SHORT TASK -
Retype the material that follows, keeping every word as it is.
##### LISTED RECORDS #####
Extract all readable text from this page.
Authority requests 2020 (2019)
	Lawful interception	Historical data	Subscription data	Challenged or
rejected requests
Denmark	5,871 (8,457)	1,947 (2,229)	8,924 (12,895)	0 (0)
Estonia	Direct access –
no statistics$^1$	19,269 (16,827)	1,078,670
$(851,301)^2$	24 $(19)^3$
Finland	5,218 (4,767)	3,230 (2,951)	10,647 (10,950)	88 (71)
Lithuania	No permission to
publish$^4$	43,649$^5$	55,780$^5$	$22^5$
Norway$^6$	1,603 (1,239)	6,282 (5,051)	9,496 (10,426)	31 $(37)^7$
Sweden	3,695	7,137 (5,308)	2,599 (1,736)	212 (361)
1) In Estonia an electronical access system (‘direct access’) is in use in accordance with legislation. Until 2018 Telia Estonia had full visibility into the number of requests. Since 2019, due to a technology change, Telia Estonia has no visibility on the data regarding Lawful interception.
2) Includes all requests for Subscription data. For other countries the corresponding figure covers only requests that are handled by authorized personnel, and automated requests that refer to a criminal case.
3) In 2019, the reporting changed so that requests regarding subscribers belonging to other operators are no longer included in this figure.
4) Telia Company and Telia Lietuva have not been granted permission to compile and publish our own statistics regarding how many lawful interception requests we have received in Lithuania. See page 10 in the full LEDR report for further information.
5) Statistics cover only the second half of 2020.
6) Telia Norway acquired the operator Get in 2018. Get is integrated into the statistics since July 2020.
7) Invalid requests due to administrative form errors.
#####
THE REPLY -
Extract all readable text from this page.
Authority requests 2020 (2019)
	Lawful interception	Historical data	Subscription data	Challenged or
rejected requests
Denmark	5,871 (8,457)	1,947 (2,229)	8,924 (12,895)	0 (0)
Estonia	Direct access –
no statistics$^1$	19,269 (16,827)	1,078,670
$(851,301)^2$	24 $(19)^3$
Finland	5,218 (4,767)	3,230 (2,951)	10,647 (10,950)	88 (71)
Lithuania	No permission to
publish$^4$	43,649$^5$	55,780$^5$	$22^5$
Norway$^6$	1,603 (1,239)	6,282 (5,051)	9,496 (10,426)	31 $(37)^7$
Sweden	3,695	7,137 (5,308)	2,599 (1,736)	212 (361)
1) In Estonia an electronical access system (‘direct access’) is in use in accordance with legislation. Until 2018 Telia Estonia had full visibility into the number of requests. Since 2019, due to a technology change, Telia Estonia has no visibility on the data regarding Lawful interception.
2) Includes all requests for Subscription data. For other countries the corresponding figure covers only requests that are handled by authorized personnel, and automated requests that refer to a criminal case.
3) In 2019, the reporting changed so that requests regarding subscribers belonging to other operators are no longer included in this figure.
4) Telia Company and Telia Lietuva have not been granted permission to compile and publish our own statistics regarding how many lawful interception requests we have received in Lithuania. See page 10 in the full LEDR report for further information.
5) Statistics cover only the second half of 2020.
6) Telia Norway acquired the operator Get in 2018. Get is integrated into the statistics since July 2020.
7) Invalid requests due to administrative form errors.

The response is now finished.